[Saved entries]

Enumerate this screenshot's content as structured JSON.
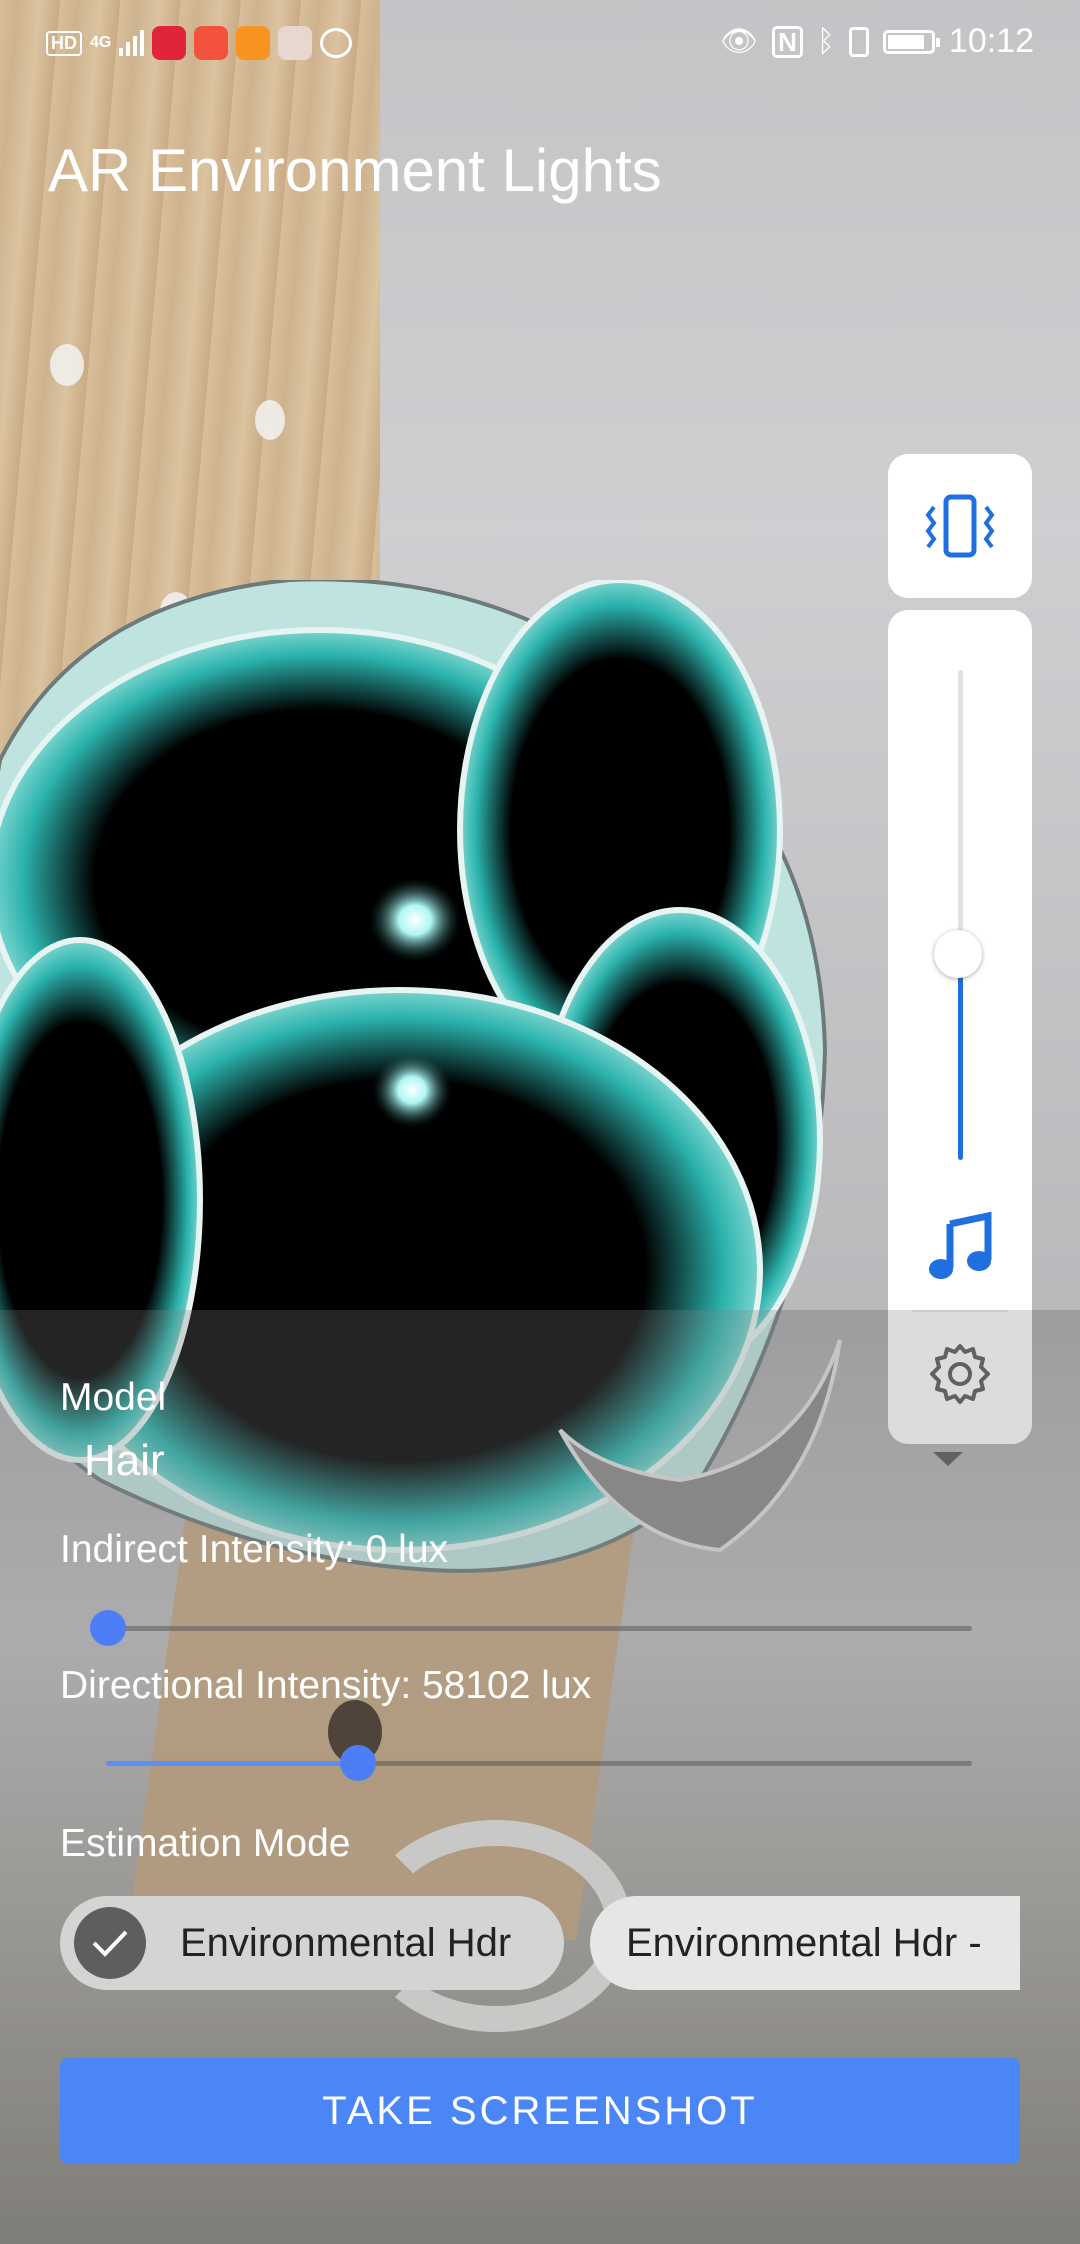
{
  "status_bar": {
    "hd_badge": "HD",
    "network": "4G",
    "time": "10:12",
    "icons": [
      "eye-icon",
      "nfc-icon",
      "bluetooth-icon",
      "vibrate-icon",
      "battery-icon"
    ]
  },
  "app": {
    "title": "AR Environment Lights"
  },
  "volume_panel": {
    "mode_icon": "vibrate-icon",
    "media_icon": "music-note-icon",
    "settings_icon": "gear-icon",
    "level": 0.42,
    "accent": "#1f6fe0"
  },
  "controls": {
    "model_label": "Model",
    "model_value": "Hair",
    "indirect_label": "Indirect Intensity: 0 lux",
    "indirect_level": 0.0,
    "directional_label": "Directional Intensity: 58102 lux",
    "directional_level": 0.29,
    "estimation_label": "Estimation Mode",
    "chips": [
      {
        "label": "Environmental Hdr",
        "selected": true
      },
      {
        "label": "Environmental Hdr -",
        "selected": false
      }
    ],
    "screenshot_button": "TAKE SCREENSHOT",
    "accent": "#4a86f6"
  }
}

- AIM OF THE EXERCISE
Show every line in the entries where the string "vibrate" occurs.

- RESULT FOR THIS EXERCISE
      "vibrate-icon",
    "mode_icon": "vibrate-icon",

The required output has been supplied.